Wherever the word "handicap" shows up in a line, please copy that line.

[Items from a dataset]
━━━━

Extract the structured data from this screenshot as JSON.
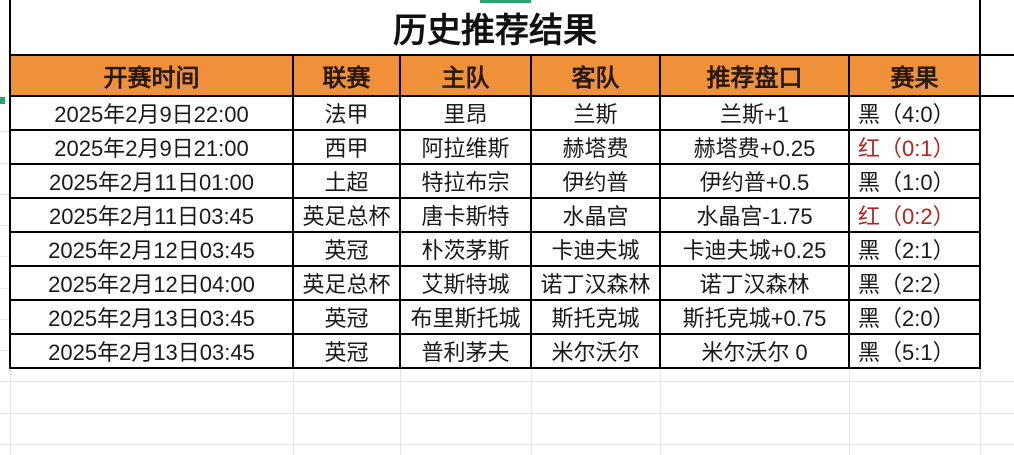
{
  "title": "历史推荐结果",
  "colors": {
    "header_bg": "#F0913A",
    "result_red": "#B3251F",
    "result_black": "#1a1a1a",
    "accent_green": "#27A673",
    "border_black": "#000000"
  },
  "table": {
    "headers": [
      "开赛时间",
      "联赛",
      "主队",
      "客队",
      "推荐盘口",
      "赛果"
    ],
    "rows": [
      {
        "time": "2025年2月9日22:00",
        "league": "法甲",
        "home": "里昂",
        "away": "兰斯",
        "handicap": "兰斯+1",
        "result": "黑（4:0）",
        "result_color": "black"
      },
      {
        "time": "2025年2月9日21:00",
        "league": "西甲",
        "home": "阿拉维斯",
        "away": "赫塔费",
        "handicap": "赫塔费+0.25",
        "result": "红（0:1）",
        "result_color": "red"
      },
      {
        "time": "2025年2月11日01:00",
        "league": "土超",
        "home": "特拉布宗",
        "away": "伊约普",
        "handicap": "伊约普+0.5",
        "result": "黑（1:0）",
        "result_color": "black"
      },
      {
        "time": "2025年2月11日03:45",
        "league": "英足总杯",
        "home": "唐卡斯特",
        "away": "水晶宫",
        "handicap": "水晶宫-1.75",
        "result": "红（0:2）",
        "result_color": "red"
      },
      {
        "time": "2025年2月12日03:45",
        "league": "英冠",
        "home": "朴茨茅斯",
        "away": "卡迪夫城",
        "handicap": "卡迪夫城+0.25",
        "result": "黑（2:1）",
        "result_color": "black"
      },
      {
        "time": "2025年2月12日04:00",
        "league": "英足总杯",
        "home": "艾斯特城",
        "away": "诺丁汉森林",
        "handicap": "诺丁汉森林",
        "result": "黑（2:2）",
        "result_color": "black"
      },
      {
        "time": "2025年2月13日03:45",
        "league": "英冠",
        "home": "布里斯托城",
        "away": "斯托克城",
        "handicap": "斯托克城+0.75",
        "result": "黑（2:0）",
        "result_color": "black"
      },
      {
        "time": "2025年2月13日03:45",
        "league": "英冠",
        "home": "普利茅夫",
        "away": "米尔沃尔",
        "handicap": "米尔沃尔 0",
        "result": "黑（5:1）",
        "result_color": "black"
      }
    ]
  }
}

━━━━

WRITTEN ANSWER:
        "handicap": "兰斯+1",
        "handicap": "赫塔费+0.25",
        "handicap": "伊约普+0.5",
        "handicap": "水晶宫-1.75",
        "handicap": "卡迪夫城+0.25",
        "handicap": "诺丁汉森林",
        "handicap": "斯托克城+0.75",
        "handicap": "米尔沃尔 0",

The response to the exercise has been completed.